→ What the task asks:
Leave out the pictures and copy the remaining records exactly.

→ Data for this task:
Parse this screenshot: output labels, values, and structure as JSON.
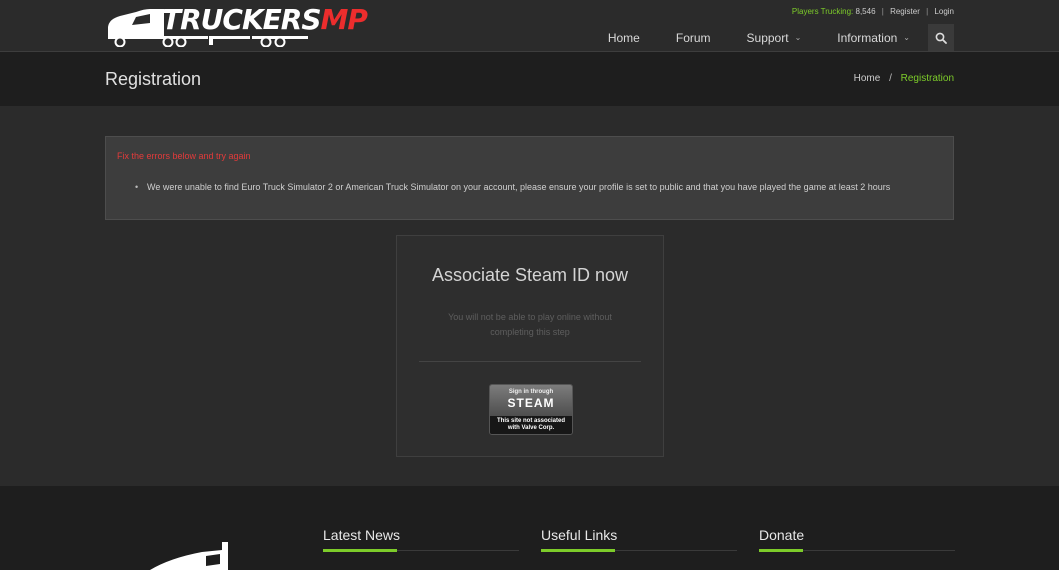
{
  "brand": {
    "name_part1": "TRUCKERS",
    "name_part2": "MP",
    "colors": {
      "accent_green": "#7dcc2a",
      "logo_red": "#ec2d2d",
      "error_red": "#e23b3b"
    }
  },
  "topbar": {
    "players_label": "Players Trucking:",
    "players_count": "8,546",
    "register": "Register",
    "login": "Login"
  },
  "nav": {
    "items": [
      {
        "label": "Home"
      },
      {
        "label": "Forum"
      },
      {
        "label": "Support"
      },
      {
        "label": "Information"
      }
    ],
    "search_icon": "search-icon",
    "dropdown_icon": "chevron-down-icon"
  },
  "page": {
    "title": "Registration",
    "breadcrumb": {
      "home": "Home",
      "current": "Registration"
    }
  },
  "error": {
    "title": "Fix the errors below and try again",
    "messages": [
      "We were unable to find Euro Truck Simulator 2 or American Truck Simulator on your account, please ensure your profile is set to public and that you have played the game at least 2 hours"
    ]
  },
  "steam_card": {
    "title": "Associate Steam ID now",
    "description": "You will not be able to play online without completing this step",
    "button": {
      "line1": "Sign in through",
      "line2": "STEAM",
      "line3": "This site not associated",
      "line4": "with Valve Corp."
    }
  },
  "footer": {
    "columns": [
      {
        "heading": "Latest News"
      },
      {
        "heading": "Useful Links"
      },
      {
        "heading": "Donate"
      }
    ]
  }
}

→ Solution:
Parse this screenshot: output labels, values, and structure as JSON.
{
  "brand": {
    "name_part1": "TRUCKERS",
    "name_part2": "MP",
    "colors": {
      "accent_green": "#7dcc2a",
      "logo_red": "#ec2d2d",
      "error_red": "#e23b3b"
    }
  },
  "topbar": {
    "players_label": "Players Trucking:",
    "players_count": "8,546",
    "register": "Register",
    "login": "Login"
  },
  "nav": {
    "items": [
      {
        "label": "Home"
      },
      {
        "label": "Forum"
      },
      {
        "label": "Support"
      },
      {
        "label": "Information"
      }
    ],
    "search_icon": "search-icon",
    "dropdown_icon": "chevron-down-icon"
  },
  "page": {
    "title": "Registration",
    "breadcrumb": {
      "home": "Home",
      "current": "Registration"
    }
  },
  "error": {
    "title": "Fix the errors below and try again",
    "messages": [
      "We were unable to find Euro Truck Simulator 2 or American Truck Simulator on your account, please ensure your profile is set to public and that you have played the game at least 2 hours"
    ]
  },
  "steam_card": {
    "title": "Associate Steam ID now",
    "description": "You will not be able to play online without completing this step",
    "button": {
      "line1": "Sign in through",
      "line2": "STEAM",
      "line3": "This site not associated",
      "line4": "with Valve Corp."
    }
  },
  "footer": {
    "columns": [
      {
        "heading": "Latest News"
      },
      {
        "heading": "Useful Links"
      },
      {
        "heading": "Donate"
      }
    ]
  }
}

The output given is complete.